AIM
Copy out all lines of the records in which the word "eyedropper" appears.

[BEGIN ENTRIES SHOWN]

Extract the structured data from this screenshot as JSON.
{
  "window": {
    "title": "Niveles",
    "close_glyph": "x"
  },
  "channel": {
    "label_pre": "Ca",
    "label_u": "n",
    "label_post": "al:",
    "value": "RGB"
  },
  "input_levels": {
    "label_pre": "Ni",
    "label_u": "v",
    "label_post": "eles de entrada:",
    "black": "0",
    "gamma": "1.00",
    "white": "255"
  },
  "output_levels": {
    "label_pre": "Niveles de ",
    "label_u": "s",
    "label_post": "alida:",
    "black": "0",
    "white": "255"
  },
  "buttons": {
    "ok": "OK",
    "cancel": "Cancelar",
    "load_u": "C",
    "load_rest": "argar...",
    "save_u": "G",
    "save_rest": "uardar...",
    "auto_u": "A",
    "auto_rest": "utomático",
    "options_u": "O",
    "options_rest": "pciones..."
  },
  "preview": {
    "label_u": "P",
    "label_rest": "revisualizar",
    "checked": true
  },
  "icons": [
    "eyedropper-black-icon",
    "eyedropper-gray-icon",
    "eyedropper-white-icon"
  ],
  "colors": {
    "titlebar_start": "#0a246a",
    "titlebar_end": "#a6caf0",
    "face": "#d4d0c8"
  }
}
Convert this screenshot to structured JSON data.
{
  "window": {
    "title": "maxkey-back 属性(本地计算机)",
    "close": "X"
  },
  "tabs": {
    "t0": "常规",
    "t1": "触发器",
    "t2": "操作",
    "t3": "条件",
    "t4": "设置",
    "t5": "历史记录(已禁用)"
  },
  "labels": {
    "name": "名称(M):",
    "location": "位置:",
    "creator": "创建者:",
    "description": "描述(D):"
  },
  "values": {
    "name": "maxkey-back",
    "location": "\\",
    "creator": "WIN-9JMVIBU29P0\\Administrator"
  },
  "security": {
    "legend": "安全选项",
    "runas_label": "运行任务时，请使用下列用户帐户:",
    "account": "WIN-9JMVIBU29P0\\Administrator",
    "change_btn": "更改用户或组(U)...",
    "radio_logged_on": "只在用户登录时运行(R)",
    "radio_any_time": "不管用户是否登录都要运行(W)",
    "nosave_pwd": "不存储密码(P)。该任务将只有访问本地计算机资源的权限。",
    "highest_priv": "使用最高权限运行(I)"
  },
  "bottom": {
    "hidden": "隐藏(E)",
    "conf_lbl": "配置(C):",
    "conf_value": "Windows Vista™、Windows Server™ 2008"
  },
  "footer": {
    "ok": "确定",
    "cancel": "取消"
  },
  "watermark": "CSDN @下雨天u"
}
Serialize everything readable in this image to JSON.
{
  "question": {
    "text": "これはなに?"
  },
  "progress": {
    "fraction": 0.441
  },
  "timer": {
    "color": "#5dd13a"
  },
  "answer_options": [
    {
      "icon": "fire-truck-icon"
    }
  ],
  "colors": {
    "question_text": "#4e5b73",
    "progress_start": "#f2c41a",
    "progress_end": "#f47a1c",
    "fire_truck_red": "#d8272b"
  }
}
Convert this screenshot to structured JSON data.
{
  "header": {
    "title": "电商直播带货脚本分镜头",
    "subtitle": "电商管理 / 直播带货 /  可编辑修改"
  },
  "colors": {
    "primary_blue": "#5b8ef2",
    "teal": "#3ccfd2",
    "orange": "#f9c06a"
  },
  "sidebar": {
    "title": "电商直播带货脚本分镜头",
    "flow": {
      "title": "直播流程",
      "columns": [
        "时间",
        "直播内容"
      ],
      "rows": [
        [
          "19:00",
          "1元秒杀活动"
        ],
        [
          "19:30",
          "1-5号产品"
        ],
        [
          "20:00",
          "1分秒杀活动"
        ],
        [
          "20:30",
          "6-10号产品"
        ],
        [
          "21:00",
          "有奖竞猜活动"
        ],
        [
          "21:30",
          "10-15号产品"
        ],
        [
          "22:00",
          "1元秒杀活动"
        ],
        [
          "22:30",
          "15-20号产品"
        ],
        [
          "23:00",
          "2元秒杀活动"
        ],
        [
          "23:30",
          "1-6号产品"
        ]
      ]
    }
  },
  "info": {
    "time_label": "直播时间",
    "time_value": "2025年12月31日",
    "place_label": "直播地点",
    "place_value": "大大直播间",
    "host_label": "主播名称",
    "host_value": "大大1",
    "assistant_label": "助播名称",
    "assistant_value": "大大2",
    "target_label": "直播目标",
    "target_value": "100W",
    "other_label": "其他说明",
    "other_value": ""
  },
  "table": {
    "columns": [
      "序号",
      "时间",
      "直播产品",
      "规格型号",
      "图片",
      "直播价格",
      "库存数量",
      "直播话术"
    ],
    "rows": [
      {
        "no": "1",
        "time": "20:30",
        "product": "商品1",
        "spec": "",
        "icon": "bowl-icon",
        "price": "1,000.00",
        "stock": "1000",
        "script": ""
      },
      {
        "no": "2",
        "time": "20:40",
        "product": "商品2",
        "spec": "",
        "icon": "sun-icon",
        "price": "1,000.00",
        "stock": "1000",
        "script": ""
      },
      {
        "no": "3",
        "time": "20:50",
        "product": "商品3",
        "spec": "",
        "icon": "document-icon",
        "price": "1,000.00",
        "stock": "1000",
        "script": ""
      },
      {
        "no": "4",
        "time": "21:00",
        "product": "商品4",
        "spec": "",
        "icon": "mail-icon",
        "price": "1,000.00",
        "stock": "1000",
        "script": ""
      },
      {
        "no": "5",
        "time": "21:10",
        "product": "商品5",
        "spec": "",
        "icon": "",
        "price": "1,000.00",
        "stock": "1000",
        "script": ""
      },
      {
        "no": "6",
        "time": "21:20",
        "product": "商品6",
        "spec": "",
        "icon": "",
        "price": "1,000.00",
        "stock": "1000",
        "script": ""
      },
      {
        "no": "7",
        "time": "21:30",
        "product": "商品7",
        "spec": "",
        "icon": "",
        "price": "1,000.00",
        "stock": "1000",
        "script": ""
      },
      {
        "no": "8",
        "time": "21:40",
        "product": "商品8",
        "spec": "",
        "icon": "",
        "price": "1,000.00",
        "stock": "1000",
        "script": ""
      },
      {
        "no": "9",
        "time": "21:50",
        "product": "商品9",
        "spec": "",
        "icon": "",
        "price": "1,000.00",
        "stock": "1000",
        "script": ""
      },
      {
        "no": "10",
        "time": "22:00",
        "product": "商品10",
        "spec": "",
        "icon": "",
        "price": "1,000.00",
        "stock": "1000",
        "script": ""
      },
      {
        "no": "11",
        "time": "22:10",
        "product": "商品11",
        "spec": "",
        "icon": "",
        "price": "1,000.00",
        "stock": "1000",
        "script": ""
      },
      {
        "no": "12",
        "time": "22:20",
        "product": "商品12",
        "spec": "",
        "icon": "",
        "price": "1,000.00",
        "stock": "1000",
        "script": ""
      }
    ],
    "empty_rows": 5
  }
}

[END ENTRIES SHOWN]

ANSWER TO THE PROBLEM
    "eyedropper-black-icon",
    "eyedropper-gray-icon",
    "eyedropper-white-icon"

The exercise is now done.